Task directions:
Copy the rows word for word, from the first one up to and including the line with "legend-item-videja: Vidēja bbox=[438, 10, 513, 36]".

+++ Task inputs

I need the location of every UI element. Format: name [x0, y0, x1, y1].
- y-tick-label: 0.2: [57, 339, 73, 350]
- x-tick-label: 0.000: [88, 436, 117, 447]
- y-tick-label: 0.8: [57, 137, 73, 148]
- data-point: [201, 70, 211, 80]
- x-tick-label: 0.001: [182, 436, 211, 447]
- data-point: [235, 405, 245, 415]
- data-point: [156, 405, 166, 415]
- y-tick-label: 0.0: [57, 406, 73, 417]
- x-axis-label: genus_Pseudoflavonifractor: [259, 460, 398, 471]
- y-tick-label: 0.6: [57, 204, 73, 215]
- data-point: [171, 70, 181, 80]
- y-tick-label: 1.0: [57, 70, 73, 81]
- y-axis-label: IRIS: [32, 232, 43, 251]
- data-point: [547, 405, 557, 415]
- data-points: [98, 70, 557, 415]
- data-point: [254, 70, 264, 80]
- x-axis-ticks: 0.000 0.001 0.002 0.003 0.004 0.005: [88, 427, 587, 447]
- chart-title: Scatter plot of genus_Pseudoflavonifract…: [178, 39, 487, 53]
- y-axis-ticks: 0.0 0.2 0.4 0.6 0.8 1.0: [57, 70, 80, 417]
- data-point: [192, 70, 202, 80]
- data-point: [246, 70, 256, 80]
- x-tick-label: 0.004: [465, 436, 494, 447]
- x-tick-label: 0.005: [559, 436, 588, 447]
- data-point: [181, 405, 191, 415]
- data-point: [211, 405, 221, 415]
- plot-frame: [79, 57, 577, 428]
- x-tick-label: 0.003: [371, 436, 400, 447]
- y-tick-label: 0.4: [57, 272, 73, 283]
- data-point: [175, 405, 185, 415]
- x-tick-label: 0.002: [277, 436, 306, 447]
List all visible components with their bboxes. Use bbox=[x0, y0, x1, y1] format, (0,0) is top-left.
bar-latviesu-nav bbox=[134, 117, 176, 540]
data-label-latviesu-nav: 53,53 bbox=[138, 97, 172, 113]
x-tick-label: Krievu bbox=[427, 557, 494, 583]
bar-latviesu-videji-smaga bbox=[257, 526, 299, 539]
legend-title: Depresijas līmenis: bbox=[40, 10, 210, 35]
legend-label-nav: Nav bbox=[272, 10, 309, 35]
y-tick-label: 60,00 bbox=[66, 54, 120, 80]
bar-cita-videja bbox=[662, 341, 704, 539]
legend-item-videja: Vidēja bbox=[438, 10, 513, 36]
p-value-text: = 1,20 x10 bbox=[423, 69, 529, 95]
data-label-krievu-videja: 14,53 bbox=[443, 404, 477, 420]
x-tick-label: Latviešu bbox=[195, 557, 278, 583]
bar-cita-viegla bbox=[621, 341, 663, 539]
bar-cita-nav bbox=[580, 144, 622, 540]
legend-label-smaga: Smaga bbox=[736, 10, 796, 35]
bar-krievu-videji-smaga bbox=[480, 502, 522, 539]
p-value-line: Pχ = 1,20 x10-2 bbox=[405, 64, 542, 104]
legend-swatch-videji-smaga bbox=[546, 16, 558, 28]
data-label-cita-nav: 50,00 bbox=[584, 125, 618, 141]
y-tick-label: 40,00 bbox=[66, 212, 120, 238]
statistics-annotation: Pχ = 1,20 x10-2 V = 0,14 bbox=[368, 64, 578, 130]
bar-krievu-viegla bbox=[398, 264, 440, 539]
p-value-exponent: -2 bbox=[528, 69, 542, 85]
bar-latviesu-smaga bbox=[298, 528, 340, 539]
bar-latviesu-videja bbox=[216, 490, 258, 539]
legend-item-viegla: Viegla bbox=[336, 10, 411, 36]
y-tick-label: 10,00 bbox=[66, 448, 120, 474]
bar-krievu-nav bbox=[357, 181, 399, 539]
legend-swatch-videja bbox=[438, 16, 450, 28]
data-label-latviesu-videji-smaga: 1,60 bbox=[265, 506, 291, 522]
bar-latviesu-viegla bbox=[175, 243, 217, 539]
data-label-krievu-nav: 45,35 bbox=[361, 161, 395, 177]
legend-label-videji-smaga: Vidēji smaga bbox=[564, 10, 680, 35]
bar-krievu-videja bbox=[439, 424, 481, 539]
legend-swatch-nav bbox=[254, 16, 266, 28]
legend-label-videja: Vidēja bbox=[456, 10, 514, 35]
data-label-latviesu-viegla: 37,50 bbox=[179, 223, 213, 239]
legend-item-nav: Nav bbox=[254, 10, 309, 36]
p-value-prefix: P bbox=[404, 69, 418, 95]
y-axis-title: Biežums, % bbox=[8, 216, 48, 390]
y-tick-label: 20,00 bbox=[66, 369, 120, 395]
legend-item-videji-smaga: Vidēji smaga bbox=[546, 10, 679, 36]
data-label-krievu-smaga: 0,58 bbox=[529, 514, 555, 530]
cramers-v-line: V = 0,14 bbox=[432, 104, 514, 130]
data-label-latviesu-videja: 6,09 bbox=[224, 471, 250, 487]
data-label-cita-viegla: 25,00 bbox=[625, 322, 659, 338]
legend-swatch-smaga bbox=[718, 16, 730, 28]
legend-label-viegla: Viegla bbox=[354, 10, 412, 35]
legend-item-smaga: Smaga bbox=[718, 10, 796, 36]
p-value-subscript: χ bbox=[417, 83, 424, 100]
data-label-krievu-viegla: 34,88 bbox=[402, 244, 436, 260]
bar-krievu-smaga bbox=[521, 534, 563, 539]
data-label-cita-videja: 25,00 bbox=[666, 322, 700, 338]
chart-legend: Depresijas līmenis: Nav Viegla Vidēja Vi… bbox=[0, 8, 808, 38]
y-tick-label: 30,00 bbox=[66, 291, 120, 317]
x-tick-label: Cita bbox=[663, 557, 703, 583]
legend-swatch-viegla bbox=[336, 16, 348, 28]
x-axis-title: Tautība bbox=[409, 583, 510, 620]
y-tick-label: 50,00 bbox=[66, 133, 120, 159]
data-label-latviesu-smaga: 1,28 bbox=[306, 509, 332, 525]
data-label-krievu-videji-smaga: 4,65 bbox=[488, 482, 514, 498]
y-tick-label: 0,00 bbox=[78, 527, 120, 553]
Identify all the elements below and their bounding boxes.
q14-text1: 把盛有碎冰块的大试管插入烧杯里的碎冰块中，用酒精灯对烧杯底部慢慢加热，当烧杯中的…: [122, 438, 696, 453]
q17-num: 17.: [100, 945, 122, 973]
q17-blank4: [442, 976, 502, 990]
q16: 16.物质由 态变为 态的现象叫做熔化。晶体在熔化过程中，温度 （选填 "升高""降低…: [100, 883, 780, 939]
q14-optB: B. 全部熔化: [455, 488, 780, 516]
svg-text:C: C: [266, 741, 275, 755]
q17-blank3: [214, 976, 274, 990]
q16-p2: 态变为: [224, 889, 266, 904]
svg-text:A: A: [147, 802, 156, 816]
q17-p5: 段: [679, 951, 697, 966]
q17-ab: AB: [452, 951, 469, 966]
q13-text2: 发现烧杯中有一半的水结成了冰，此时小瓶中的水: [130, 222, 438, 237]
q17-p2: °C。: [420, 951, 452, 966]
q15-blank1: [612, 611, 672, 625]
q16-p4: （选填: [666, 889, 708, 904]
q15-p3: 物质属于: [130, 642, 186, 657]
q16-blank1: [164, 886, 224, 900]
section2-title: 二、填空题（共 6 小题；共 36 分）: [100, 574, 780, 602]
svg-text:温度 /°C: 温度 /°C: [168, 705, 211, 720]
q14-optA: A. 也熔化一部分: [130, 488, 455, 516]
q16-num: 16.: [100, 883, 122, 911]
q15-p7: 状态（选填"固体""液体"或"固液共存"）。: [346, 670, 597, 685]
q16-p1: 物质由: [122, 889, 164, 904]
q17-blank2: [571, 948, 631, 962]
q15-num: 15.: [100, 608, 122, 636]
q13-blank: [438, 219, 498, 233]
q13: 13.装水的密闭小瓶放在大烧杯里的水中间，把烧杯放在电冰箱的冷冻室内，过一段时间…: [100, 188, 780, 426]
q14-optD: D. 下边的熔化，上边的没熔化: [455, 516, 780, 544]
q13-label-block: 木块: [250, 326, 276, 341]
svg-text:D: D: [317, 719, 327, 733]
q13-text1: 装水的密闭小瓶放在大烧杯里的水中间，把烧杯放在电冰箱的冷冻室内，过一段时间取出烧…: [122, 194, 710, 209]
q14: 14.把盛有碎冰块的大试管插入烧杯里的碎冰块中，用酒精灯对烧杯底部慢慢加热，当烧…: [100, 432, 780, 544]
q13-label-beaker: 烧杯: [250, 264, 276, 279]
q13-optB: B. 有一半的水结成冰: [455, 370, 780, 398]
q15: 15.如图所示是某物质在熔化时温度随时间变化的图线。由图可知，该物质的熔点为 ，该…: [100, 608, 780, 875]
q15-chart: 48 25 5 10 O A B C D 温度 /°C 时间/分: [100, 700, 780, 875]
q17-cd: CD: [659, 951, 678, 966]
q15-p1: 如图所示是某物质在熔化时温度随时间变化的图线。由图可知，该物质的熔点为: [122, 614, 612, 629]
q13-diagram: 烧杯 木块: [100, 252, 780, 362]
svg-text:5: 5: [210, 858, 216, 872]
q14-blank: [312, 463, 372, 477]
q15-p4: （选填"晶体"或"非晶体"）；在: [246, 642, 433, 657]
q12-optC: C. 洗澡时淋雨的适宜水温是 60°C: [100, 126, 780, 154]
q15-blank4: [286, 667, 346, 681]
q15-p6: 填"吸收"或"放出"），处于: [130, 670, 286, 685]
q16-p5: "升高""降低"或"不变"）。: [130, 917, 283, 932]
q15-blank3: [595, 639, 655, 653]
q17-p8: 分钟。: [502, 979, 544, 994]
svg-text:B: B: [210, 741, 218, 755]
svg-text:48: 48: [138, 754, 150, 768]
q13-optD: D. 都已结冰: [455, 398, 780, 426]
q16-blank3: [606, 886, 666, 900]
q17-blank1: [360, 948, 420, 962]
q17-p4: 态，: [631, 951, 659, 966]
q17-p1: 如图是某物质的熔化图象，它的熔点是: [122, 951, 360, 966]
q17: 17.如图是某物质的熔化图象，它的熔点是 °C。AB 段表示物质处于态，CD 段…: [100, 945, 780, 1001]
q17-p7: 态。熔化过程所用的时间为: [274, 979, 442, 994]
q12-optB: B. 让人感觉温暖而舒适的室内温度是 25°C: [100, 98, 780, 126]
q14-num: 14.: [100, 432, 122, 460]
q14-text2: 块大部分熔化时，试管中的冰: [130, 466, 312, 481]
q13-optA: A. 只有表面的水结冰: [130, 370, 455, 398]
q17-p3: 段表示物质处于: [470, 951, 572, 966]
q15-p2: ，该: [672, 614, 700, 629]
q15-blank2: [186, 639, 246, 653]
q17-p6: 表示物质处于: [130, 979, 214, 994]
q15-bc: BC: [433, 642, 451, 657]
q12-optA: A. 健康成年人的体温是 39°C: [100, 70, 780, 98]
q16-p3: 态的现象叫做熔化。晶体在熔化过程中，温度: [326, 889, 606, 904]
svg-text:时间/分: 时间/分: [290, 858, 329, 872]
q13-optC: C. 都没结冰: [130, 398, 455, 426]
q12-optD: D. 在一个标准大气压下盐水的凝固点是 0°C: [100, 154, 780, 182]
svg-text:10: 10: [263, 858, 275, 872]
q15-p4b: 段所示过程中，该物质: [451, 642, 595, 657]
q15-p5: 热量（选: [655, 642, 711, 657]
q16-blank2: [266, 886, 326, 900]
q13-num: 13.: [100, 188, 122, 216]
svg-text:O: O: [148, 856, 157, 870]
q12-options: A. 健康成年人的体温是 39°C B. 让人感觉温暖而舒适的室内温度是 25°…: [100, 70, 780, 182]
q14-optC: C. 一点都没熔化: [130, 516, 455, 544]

++++++

Solution:
I need the location of every UI element. Format: name [x0, y0, x1, y1].
- y-tick-label: 0.2: [57, 339, 73, 350]
- x-tick-label: 0.000: [88, 436, 117, 447]
- y-tick-label: 0.8: [57, 137, 73, 148]
- data-point: [201, 70, 211, 80]
- x-tick-label: 0.001: [182, 436, 211, 447]
- data-point: [235, 405, 245, 415]
- data-point: [156, 405, 166, 415]
- y-tick-label: 0.0: [57, 406, 73, 417]
- x-axis-label: genus_Pseudoflavonifractor: [259, 460, 398, 471]
- y-tick-label: 0.6: [57, 204, 73, 215]
- data-point: [171, 70, 181, 80]
- y-tick-label: 1.0: [57, 70, 73, 81]
- y-axis-label: IRIS: [32, 232, 43, 251]
- data-point: [547, 405, 557, 415]
- data-points: [98, 70, 557, 415]
- data-point: [254, 70, 264, 80]
- x-axis-ticks: 0.000 0.001 0.002 0.003 0.004 0.005: [88, 427, 587, 447]
- chart-title: Scatter plot of genus_Pseudoflavonifract…: [178, 39, 487, 53]
- y-axis-ticks: 0.0 0.2 0.4 0.6 0.8 1.0: [57, 70, 80, 417]
- data-point: [192, 70, 202, 80]
- data-point: [246, 70, 256, 80]
- x-tick-label: 0.004: [465, 436, 494, 447]
- x-tick-label: 0.005: [559, 436, 588, 447]
- data-point: [181, 405, 191, 415]
- data-point: [211, 405, 221, 415]
- plot-frame: [79, 57, 577, 428]
- x-tick-label: 0.003: [371, 436, 400, 447]
- y-tick-label: 0.4: [57, 272, 73, 283]
- data-point: [175, 405, 185, 415]
- x-tick-label: 0.002: [277, 436, 306, 447]
List all visible components with their bboxes. Use bbox=[x0, y0, x1, y1] format, (0,0) is top-left.
bar-latviesu-nav bbox=[134, 117, 176, 540]
data-label-latviesu-nav: 53,53 bbox=[138, 97, 172, 113]
x-tick-label: Krievu bbox=[427, 557, 494, 583]
bar-latviesu-videji-smaga bbox=[257, 526, 299, 539]
legend-title: Depresijas līmenis: bbox=[40, 10, 210, 35]
legend-label-nav: Nav bbox=[272, 10, 309, 35]
y-tick-label: 60,00 bbox=[66, 54, 120, 80]
bar-cita-videja bbox=[662, 341, 704, 539]
legend-item-videja: Vidēja bbox=[438, 10, 513, 36]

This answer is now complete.